▶ **Problem statement**:
Write out, exactly as they appear, only the lines running from the line with "Decode this image" to the final line of the listing; include both.

**** The input

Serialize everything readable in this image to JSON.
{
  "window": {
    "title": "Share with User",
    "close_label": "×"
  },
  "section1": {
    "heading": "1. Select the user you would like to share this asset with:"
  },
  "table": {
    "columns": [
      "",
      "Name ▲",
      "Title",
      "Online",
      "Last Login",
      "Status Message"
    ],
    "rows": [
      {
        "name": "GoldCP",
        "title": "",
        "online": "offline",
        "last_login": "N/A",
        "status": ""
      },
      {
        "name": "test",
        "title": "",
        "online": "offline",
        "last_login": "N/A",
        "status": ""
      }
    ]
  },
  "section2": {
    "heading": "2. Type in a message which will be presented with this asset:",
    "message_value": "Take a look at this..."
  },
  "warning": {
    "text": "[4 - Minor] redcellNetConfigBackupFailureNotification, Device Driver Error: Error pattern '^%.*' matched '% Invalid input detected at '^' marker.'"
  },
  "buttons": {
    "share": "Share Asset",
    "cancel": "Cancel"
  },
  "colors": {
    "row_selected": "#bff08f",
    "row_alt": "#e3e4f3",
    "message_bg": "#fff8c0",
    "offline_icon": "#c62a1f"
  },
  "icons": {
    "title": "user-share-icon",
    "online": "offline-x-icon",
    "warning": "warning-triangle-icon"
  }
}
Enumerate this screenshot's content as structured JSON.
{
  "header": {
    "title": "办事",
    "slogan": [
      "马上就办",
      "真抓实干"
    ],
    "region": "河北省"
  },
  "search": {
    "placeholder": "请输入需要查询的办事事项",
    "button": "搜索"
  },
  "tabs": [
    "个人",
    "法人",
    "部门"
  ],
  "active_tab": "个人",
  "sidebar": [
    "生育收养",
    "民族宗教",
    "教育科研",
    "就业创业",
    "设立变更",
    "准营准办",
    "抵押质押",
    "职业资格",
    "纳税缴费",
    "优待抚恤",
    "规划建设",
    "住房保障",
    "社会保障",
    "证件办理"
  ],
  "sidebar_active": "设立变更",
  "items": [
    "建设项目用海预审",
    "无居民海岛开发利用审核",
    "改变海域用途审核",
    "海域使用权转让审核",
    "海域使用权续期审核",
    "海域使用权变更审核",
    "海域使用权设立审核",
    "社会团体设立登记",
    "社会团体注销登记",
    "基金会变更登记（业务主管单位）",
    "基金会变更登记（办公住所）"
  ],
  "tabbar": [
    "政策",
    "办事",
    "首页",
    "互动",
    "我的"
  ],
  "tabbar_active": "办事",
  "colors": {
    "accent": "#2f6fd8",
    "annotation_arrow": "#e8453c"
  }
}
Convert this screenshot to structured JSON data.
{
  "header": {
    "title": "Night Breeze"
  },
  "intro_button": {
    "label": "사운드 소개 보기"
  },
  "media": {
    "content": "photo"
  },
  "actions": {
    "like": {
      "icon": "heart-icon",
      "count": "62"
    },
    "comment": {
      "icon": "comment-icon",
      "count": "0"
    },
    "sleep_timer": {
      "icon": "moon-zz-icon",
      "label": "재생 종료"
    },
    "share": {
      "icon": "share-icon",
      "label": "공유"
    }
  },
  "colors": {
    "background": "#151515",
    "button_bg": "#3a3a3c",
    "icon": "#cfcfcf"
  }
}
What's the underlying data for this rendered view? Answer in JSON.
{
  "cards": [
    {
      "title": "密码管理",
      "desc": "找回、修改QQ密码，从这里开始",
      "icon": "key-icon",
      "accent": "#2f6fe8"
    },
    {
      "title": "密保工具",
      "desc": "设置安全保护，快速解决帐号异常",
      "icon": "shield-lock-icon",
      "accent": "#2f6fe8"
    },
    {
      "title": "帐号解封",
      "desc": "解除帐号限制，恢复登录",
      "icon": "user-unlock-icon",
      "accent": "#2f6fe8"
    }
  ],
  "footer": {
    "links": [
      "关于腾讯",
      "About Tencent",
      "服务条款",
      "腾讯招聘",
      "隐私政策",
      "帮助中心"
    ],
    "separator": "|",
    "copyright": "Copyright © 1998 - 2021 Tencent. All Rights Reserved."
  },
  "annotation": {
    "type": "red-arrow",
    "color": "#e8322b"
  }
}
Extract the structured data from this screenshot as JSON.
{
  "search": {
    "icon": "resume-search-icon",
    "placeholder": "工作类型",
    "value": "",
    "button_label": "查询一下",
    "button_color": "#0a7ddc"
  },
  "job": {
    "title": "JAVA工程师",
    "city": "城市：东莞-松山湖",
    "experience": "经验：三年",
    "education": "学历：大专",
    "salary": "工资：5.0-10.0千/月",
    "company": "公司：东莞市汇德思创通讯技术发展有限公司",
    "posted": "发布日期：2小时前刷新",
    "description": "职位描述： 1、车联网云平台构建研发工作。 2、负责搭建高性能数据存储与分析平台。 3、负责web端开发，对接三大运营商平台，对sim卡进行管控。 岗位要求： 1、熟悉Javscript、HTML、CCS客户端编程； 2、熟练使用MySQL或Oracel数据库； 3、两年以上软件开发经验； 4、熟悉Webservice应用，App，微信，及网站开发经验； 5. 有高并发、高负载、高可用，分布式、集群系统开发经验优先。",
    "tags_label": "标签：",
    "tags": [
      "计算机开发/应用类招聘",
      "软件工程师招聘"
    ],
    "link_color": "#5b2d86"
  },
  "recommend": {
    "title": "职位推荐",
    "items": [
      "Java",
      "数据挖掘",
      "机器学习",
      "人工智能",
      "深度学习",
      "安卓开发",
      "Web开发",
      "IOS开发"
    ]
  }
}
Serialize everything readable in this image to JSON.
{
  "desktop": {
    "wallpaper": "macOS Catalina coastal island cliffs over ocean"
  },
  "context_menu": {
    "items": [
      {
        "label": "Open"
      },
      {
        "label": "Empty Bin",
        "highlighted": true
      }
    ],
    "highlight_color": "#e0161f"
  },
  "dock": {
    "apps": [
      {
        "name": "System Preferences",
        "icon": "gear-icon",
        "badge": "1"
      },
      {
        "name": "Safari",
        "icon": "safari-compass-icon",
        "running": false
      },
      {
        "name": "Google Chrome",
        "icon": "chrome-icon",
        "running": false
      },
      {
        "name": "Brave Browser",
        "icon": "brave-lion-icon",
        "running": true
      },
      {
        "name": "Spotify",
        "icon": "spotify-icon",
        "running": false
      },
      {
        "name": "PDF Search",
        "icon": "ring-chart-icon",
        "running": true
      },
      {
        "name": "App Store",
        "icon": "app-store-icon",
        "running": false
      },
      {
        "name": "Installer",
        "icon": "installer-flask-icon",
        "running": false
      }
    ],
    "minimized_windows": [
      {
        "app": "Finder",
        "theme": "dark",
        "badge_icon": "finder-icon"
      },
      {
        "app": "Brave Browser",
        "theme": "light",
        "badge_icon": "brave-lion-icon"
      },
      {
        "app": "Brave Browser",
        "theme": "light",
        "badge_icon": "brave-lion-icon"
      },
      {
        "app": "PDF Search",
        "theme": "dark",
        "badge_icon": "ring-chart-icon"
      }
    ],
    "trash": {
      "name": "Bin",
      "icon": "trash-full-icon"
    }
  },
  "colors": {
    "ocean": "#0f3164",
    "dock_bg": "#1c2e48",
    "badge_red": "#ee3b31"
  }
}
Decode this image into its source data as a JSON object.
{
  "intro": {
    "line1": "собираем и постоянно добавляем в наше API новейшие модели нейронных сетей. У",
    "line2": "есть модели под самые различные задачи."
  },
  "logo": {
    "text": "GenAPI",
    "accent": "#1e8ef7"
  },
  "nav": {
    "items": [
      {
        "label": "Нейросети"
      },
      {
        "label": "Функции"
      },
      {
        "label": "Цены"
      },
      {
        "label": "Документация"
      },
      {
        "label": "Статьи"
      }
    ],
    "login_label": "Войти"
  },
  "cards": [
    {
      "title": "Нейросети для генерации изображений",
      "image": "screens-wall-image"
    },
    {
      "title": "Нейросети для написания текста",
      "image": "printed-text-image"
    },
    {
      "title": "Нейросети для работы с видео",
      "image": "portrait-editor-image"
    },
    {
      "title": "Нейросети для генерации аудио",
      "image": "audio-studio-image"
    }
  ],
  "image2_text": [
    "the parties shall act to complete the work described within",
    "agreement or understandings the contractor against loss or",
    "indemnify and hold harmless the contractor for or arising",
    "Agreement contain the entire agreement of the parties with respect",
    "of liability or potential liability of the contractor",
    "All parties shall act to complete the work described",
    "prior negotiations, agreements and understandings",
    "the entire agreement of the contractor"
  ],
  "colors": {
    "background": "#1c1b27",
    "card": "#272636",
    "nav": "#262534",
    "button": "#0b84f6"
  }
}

********

▶ **Written reply**:
Decode this image into its source data as a JSON object.
{
  "intro": {
    "line1": "собираем и постоянно добавляем в наше API новейшие модели нейронных сетей. У",
    "line2": "есть модели под самые различные задачи."
  },
  "logo": {
    "text": "GenAPI",
    "accent": "#1e8ef7"
  },
  "nav": {
    "items": [
      {
        "label": "Нейросети"
      },
      {
        "label": "Функции"
      },
      {
        "label": "Цены"
      },
      {
        "label": "Документация"
      },
      {
        "label": "Статьи"
      }
    ],
    "login_label": "Войти"
  },
  "cards": [
    {
      "title": "Нейросети для генерации изображений",
      "image": "screens-wall-image"
    },
    {
      "title": "Нейросети для написания текста",
      "image": "printed-text-image"
    },
    {
      "title": "Нейросети для работы с видео",
      "image": "portrait-editor-image"
    },
    {
      "title": "Нейросети для генерации аудио",
      "image": "audio-studio-image"
    }
  ],
  "image2_text": [
    "the parties shall act to complete the work described within",
    "agreement or understandings the contractor against loss or",
    "indemnify and hold harmless the contractor for or arising",
    "Agreement contain the entire agreement of the parties with respect",
    "of liability or potential liability of the contractor",
    "All parties shall act to complete the work described",
    "prior negotiations, agreements and understandings",
    "the entire agreement of the contractor"
  ],
  "colors": {
    "background": "#1c1b27",
    "card": "#272636",
    "nav": "#262534",
    "button": "#0b84f6"
  }
}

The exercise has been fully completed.